What follows is a listing. Return every line of it exactly.

►

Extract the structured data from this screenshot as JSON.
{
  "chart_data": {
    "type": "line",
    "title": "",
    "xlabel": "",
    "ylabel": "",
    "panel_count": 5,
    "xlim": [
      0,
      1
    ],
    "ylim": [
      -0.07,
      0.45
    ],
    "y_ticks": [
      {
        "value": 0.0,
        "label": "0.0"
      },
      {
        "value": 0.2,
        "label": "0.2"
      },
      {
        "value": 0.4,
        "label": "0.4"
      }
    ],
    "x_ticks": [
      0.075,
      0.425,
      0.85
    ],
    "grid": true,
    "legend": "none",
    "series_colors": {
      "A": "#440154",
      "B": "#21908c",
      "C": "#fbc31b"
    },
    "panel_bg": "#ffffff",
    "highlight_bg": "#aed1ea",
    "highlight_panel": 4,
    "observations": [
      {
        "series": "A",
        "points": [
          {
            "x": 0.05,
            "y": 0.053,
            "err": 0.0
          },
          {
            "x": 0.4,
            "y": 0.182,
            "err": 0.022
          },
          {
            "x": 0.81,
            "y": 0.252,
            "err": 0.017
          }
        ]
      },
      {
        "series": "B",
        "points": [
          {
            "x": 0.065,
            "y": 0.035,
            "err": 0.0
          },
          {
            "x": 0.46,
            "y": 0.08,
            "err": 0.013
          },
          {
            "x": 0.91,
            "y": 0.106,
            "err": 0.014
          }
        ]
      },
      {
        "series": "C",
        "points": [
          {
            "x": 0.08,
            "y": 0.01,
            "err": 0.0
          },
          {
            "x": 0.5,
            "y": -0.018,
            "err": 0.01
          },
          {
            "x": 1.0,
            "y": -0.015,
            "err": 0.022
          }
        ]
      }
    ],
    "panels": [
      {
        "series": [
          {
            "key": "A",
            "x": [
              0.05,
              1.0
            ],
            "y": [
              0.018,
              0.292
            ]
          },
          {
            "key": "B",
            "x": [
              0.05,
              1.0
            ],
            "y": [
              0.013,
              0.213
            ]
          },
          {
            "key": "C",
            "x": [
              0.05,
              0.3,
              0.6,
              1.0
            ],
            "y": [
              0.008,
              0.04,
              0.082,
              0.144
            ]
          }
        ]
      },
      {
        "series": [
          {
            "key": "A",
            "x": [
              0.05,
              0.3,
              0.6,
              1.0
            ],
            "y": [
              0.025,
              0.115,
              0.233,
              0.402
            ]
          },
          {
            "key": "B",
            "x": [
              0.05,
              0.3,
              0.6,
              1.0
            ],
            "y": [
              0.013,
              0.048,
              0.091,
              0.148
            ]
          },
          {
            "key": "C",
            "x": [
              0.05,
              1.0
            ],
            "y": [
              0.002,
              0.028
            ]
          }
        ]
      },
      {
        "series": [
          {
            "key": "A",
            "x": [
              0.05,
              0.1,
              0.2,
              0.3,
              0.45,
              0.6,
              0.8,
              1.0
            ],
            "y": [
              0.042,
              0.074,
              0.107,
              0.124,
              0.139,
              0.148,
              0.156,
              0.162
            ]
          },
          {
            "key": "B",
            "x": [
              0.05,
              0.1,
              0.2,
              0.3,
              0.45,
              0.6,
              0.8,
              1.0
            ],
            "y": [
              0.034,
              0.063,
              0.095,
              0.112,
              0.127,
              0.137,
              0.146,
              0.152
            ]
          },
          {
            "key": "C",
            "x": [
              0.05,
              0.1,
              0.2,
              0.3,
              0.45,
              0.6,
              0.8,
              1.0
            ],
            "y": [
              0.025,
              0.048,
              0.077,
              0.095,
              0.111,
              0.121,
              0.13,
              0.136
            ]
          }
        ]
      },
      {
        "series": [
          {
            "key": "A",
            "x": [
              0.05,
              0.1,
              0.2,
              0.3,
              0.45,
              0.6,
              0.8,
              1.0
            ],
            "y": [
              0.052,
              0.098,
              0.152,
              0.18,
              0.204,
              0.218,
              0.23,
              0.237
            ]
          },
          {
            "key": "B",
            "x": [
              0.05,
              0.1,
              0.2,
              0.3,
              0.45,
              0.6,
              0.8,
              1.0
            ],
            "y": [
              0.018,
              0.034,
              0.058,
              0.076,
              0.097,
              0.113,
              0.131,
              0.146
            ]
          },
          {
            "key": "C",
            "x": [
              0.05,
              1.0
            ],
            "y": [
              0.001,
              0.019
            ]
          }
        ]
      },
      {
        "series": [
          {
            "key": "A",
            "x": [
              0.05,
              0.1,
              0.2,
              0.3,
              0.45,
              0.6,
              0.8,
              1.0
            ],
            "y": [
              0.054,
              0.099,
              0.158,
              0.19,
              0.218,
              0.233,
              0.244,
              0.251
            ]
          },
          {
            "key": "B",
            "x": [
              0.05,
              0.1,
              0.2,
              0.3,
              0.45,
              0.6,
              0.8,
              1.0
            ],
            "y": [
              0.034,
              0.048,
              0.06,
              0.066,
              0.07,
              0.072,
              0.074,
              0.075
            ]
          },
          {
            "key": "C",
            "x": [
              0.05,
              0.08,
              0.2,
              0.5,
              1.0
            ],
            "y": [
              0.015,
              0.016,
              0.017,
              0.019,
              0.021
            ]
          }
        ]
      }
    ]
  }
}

◄

→ **ANSWER IN FULL**
Extract the structured data from this screenshot as JSON.
{
  "chart_data": {
    "type": "line",
    "title": "",
    "xlabel": "",
    "ylabel": "",
    "panel_count": 5,
    "xlim": [
      0,
      1
    ],
    "ylim": [
      -0.07,
      0.45
    ],
    "y_ticks": [
      {
        "value": 0.0,
        "label": "0.0"
      },
      {
        "value": 0.2,
        "label": "0.2"
      },
      {
        "value": 0.4,
        "label": "0.4"
      }
    ],
    "x_ticks": [
      0.075,
      0.425,
      0.85
    ],
    "grid": true,
    "legend": "none",
    "series_colors": {
      "A": "#440154",
      "B": "#21908c",
      "C": "#fbc31b"
    },
    "panel_bg": "#ffffff",
    "highlight_bg": "#aed1ea",
    "highlight_panel": 4,
    "observations": [
      {
        "series": "A",
        "points": [
          {
            "x": 0.05,
            "y": 0.053,
            "err": 0.0
          },
          {
            "x": 0.4,
            "y": 0.182,
            "err": 0.022
          },
          {
            "x": 0.81,
            "y": 0.252,
            "err": 0.017
          }
        ]
      },
      {
        "series": "B",
        "points": [
          {
            "x": 0.065,
            "y": 0.035,
            "err": 0.0
          },
          {
            "x": 0.46,
            "y": 0.08,
            "err": 0.013
          },
          {
            "x": 0.91,
            "y": 0.106,
            "err": 0.014
          }
        ]
      },
      {
        "series": "C",
        "points": [
          {
            "x": 0.08,
            "y": 0.01,
            "err": 0.0
          },
          {
            "x": 0.5,
            "y": -0.018,
            "err": 0.01
          },
          {
            "x": 1.0,
            "y": -0.015,
            "err": 0.022
          }
        ]
      }
    ],
    "panels": [
      {
        "series": [
          {
            "key": "A",
            "x": [
              0.05,
              1.0
            ],
            "y": [
              0.018,
              0.292
            ]
          },
          {
            "key": "B",
            "x": [
              0.05,
              1.0
            ],
            "y": [
              0.013,
              0.213
            ]
          },
          {
            "key": "C",
            "x": [
              0.05,
              0.3,
              0.6,
              1.0
            ],
            "y": [
              0.008,
              0.04,
              0.082,
              0.144
            ]
          }
        ]
      },
      {
        "series": [
          {
            "key": "A",
            "x": [
              0.05,
              0.3,
              0.6,
              1.0
            ],
            "y": [
              0.025,
              0.115,
              0.233,
              0.402
            ]
          },
          {
            "key": "B",
            "x": [
              0.05,
              0.3,
              0.6,
              1.0
            ],
            "y": [
              0.013,
              0.048,
              0.091,
              0.148
            ]
          },
          {
            "key": "C",
            "x": [
              0.05,
              1.0
            ],
            "y": [
              0.002,
              0.028
            ]
          }
        ]
      },
      {
        "series": [
          {
            "key": "A",
            "x": [
              0.05,
              0.1,
              0.2,
              0.3,
              0.45,
              0.6,
              0.8,
              1.0
            ],
            "y": [
              0.042,
              0.074,
              0.107,
              0.124,
              0.139,
              0.148,
              0.156,
              0.162
            ]
          },
          {
            "key": "B",
            "x": [
              0.05,
              0.1,
              0.2,
              0.3,
              0.45,
              0.6,
              0.8,
              1.0
            ],
            "y": [
              0.034,
              0.063,
              0.095,
              0.112,
              0.127,
              0.137,
              0.146,
              0.152
            ]
          },
          {
            "key": "C",
            "x": [
              0.05,
              0.1,
              0.2,
              0.3,
              0.45,
              0.6,
              0.8,
              1.0
            ],
            "y": [
              0.025,
              0.048,
              0.077,
              0.095,
              0.111,
              0.121,
              0.13,
              0.136
            ]
          }
        ]
      },
      {
        "series": [
          {
            "key": "A",
            "x": [
              0.05,
              0.1,
              0.2,
              0.3,
              0.45,
              0.6,
              0.8,
              1.0
            ],
            "y": [
              0.052,
              0.098,
              0.152,
              0.18,
              0.204,
              0.218,
              0.23,
              0.237
            ]
          },
          {
            "key": "B",
            "x": [
              0.05,
              0.1,
              0.2,
              0.3,
              0.45,
              0.6,
              0.8,
              1.0
            ],
            "y": [
              0.018,
              0.034,
              0.058,
              0.076,
              0.097,
              0.113,
              0.131,
              0.146
            ]
          },
          {
            "key": "C",
            "x": [
              0.05,
              1.0
            ],
            "y": [
              0.001,
              0.019
            ]
          }
        ]
      },
      {
        "series": [
          {
            "key": "A",
            "x": [
              0.05,
              0.1,
              0.2,
              0.3,
              0.45,
              0.6,
              0.8,
              1.0
            ],
            "y": [
              0.054,
              0.099,
              0.158,
              0.19,
              0.218,
              0.233,
              0.244,
              0.251
            ]
          },
          {
            "key": "B",
            "x": [
              0.05,
              0.1,
              0.2,
              0.3,
              0.45,
              0.6,
              0.8,
              1.0
            ],
            "y": [
              0.034,
              0.048,
              0.06,
              0.066,
              0.07,
              0.072,
              0.074,
              0.075
            ]
          },
          {
            "key": "C",
            "x": [
              0.05,
              0.08,
              0.2,
              0.5,
              1.0
            ],
            "y": [
              0.015,
              0.016,
              0.017,
              0.019,
              0.021
            ]
          }
        ]
      }
    ]
  }
}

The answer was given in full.